> [Requirement]: Pick out all lines of the entries that include the word "التي" and copy them.

[Recorded data]
%%
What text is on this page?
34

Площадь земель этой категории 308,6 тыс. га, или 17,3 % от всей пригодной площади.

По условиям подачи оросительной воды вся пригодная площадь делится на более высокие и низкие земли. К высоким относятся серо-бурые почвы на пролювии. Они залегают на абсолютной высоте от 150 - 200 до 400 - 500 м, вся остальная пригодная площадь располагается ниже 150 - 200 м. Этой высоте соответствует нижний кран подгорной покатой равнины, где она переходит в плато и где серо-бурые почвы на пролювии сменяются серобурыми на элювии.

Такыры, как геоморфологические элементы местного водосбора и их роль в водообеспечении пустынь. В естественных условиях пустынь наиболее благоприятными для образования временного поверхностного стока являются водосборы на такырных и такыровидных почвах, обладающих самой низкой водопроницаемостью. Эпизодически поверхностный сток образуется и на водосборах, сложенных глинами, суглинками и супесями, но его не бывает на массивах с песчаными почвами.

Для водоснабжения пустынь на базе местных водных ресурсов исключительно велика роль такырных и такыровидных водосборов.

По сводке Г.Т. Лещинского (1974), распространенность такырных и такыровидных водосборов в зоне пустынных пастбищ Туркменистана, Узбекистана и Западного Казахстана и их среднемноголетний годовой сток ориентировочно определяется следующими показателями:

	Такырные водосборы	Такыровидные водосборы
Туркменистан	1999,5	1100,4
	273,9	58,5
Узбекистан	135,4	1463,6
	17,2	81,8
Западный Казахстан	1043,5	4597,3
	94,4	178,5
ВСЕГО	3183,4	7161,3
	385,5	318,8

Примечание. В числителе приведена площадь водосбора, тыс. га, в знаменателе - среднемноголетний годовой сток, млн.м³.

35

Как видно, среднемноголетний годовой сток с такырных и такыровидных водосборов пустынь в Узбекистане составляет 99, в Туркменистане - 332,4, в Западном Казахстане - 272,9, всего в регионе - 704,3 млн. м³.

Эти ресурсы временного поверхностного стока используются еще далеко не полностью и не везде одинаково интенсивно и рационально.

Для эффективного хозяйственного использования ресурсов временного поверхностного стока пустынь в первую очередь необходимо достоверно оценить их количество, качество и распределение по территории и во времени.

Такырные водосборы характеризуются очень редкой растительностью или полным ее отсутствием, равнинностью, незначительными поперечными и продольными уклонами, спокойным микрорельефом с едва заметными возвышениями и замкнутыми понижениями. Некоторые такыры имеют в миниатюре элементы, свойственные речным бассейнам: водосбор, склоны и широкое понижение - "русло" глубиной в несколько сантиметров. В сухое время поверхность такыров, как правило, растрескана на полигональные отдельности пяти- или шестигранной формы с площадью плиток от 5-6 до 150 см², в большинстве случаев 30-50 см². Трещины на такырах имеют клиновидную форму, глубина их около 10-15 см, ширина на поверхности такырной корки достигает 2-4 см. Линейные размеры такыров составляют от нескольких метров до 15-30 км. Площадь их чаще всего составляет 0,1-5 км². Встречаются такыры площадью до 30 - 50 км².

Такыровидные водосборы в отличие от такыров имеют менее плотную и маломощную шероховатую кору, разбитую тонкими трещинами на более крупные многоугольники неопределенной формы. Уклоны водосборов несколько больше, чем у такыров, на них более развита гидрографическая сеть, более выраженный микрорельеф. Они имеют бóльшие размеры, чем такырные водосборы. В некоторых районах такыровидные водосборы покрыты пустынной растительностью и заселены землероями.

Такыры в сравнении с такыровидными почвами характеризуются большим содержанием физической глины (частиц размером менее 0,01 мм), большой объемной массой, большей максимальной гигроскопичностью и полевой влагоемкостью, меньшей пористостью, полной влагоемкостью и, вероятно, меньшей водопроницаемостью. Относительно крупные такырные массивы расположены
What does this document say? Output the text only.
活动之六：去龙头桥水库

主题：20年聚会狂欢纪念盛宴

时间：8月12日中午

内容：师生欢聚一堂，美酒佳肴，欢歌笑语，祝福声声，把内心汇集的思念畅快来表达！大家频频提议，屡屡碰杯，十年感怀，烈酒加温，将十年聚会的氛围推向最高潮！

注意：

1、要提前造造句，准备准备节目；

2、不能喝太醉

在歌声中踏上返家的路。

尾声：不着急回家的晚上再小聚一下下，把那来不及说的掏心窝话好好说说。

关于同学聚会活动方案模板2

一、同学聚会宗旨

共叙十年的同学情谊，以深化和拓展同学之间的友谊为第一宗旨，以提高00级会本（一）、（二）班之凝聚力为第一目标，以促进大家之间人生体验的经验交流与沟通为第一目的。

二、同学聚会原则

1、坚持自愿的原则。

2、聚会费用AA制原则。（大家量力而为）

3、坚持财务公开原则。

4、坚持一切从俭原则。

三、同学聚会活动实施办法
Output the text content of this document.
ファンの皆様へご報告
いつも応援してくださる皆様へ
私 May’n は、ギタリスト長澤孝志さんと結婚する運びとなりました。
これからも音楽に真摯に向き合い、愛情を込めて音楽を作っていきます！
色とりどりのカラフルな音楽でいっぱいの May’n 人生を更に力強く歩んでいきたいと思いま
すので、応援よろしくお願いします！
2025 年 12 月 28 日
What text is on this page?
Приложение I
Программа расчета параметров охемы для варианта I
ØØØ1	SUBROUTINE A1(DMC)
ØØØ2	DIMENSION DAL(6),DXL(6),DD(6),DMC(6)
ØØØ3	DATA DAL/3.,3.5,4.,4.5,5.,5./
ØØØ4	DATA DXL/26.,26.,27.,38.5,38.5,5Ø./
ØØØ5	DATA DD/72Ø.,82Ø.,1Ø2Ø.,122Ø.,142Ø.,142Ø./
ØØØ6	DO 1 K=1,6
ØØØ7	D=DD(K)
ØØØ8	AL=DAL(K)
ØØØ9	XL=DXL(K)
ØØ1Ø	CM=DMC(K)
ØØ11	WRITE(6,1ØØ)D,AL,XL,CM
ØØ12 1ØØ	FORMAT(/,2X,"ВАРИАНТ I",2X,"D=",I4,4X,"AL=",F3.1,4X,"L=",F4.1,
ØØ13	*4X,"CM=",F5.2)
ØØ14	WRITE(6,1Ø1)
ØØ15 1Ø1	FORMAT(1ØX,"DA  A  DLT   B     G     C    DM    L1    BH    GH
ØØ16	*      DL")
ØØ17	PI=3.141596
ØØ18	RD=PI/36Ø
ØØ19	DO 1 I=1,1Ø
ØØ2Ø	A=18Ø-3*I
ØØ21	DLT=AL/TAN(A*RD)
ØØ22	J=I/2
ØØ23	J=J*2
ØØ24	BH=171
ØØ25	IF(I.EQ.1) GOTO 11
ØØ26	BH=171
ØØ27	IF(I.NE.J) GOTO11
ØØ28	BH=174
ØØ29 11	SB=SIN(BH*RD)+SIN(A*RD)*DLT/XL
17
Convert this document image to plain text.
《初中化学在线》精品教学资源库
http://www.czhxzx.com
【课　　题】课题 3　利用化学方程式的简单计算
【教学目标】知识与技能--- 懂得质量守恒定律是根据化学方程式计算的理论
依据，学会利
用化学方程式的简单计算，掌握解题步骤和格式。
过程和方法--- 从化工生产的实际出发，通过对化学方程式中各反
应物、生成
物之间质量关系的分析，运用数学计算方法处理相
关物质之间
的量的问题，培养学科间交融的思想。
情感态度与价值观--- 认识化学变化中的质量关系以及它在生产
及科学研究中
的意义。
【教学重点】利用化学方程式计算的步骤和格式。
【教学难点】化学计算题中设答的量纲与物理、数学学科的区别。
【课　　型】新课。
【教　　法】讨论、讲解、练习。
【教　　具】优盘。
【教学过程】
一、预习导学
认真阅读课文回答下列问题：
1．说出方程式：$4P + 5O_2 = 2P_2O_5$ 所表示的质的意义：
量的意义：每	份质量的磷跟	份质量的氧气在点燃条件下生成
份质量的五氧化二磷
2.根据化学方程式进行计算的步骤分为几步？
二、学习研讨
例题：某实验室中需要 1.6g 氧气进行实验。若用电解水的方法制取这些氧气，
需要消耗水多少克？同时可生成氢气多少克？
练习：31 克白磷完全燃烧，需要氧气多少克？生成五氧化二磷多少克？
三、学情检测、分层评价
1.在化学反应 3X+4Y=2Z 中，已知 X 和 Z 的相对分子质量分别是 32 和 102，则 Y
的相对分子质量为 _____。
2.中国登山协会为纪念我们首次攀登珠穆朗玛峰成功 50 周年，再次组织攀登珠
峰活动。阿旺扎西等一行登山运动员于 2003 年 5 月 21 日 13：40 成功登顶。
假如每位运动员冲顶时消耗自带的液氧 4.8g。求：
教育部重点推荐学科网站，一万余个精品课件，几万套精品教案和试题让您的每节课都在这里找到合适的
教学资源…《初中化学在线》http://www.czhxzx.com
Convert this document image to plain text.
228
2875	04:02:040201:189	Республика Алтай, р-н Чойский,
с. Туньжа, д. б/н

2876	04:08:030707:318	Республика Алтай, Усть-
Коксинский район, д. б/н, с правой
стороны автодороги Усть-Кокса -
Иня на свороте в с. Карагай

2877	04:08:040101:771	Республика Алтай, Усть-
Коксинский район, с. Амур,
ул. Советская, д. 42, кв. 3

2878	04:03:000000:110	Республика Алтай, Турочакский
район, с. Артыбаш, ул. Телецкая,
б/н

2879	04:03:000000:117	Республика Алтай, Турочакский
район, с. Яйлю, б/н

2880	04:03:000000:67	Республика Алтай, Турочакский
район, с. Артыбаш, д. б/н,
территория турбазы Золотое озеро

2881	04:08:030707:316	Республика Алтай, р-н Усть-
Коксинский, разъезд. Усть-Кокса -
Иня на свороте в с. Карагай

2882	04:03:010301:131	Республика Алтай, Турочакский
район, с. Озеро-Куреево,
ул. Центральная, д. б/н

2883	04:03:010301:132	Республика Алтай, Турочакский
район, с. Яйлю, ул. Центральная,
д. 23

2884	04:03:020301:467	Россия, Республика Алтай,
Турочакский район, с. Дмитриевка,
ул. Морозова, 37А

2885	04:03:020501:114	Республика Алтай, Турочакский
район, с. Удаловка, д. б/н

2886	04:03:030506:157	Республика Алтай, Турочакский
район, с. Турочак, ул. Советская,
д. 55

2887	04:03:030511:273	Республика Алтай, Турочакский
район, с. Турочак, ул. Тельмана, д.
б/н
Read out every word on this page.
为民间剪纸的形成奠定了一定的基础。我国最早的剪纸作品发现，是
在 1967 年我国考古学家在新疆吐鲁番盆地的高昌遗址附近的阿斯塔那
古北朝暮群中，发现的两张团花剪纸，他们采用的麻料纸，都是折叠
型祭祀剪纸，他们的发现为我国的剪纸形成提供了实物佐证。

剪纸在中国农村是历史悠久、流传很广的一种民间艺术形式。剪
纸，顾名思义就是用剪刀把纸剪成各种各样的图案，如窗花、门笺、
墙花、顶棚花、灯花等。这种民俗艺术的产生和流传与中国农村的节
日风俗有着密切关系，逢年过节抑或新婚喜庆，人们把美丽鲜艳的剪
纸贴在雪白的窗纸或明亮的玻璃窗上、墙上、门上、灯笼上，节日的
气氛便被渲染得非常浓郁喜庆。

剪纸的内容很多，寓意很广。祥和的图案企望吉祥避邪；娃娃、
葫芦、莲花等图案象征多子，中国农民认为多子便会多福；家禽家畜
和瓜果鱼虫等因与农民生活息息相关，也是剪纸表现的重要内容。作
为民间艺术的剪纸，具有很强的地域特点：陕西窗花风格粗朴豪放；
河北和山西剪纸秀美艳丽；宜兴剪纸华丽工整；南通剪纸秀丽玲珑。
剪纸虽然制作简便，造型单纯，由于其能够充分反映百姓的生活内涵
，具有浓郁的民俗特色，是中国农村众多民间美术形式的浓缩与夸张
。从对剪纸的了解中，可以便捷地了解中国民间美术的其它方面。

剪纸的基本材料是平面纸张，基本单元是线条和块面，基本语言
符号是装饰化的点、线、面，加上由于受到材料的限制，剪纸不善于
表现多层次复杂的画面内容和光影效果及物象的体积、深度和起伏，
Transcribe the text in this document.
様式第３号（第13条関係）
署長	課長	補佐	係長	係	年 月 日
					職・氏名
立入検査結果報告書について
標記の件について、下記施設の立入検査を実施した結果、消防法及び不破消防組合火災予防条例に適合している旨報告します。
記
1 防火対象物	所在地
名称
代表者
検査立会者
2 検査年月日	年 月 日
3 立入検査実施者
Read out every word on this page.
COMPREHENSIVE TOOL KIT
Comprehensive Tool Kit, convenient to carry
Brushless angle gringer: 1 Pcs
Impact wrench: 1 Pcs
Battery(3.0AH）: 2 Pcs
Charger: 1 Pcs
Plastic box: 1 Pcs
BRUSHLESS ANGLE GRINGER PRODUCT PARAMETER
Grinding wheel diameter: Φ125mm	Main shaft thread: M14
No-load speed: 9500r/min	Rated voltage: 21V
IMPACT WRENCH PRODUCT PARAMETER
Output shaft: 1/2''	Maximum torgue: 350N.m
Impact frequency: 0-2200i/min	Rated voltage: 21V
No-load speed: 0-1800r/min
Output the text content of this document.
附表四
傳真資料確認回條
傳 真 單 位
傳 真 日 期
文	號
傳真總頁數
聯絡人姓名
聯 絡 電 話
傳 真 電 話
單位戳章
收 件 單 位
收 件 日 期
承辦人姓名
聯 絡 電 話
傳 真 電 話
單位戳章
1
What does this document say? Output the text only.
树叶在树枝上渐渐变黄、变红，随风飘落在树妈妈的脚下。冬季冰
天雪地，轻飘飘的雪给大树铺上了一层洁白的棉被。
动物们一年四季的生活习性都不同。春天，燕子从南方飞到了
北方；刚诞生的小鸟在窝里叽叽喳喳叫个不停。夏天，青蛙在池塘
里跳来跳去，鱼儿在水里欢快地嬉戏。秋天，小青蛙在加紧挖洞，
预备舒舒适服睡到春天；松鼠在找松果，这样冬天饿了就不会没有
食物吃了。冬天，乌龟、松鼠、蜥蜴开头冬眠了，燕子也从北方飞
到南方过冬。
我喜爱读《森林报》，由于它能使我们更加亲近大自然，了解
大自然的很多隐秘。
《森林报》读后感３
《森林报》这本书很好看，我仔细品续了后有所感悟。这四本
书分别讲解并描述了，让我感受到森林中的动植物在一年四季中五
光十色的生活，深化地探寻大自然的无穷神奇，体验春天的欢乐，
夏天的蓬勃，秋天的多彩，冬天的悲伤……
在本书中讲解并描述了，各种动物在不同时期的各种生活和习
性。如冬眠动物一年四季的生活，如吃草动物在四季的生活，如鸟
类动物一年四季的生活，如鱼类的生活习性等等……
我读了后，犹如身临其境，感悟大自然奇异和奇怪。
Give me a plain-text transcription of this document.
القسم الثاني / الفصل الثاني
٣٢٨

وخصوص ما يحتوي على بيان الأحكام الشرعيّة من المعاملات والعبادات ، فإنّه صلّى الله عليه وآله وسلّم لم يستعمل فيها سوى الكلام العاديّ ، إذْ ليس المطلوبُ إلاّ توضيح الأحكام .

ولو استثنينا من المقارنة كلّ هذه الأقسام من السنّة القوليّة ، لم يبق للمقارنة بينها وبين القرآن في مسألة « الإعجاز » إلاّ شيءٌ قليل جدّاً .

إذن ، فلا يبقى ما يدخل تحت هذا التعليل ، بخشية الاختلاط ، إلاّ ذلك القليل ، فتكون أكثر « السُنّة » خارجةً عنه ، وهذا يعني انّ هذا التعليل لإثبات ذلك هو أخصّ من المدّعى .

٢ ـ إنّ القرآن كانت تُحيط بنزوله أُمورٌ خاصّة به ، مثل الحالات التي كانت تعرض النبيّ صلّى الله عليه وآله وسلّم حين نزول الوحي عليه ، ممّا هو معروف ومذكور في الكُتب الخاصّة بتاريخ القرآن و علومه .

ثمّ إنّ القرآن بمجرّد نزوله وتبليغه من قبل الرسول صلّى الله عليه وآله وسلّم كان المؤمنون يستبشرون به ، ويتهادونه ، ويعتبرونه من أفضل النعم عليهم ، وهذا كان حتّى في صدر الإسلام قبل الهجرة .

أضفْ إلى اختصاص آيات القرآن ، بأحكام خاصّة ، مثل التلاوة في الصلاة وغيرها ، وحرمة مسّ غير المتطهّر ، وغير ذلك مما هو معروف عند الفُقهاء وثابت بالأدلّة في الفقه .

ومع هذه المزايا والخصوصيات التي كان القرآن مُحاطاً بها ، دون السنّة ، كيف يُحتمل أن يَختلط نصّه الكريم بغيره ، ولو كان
%%
> [The completed task]:
٢ ـ إنّ القرآن كانت تُحيط بنزوله أُمورٌ خاصّة به ، مثل الحالات التي كانت تعرض النبيّ صلّى الله عليه وآله وسلّم حين نزول الوحي عليه ، ممّا هو معروف ومذكور في الكُتب الخاصّة بتاريخ القرآن و علومه .
ومع هذه المزايا والخصوصيات التي كان القرآن مُحاطاً بها ، دون السنّة ، كيف يُحتمل أن يَختلط نصّه الكريم بغيره ، ولو كان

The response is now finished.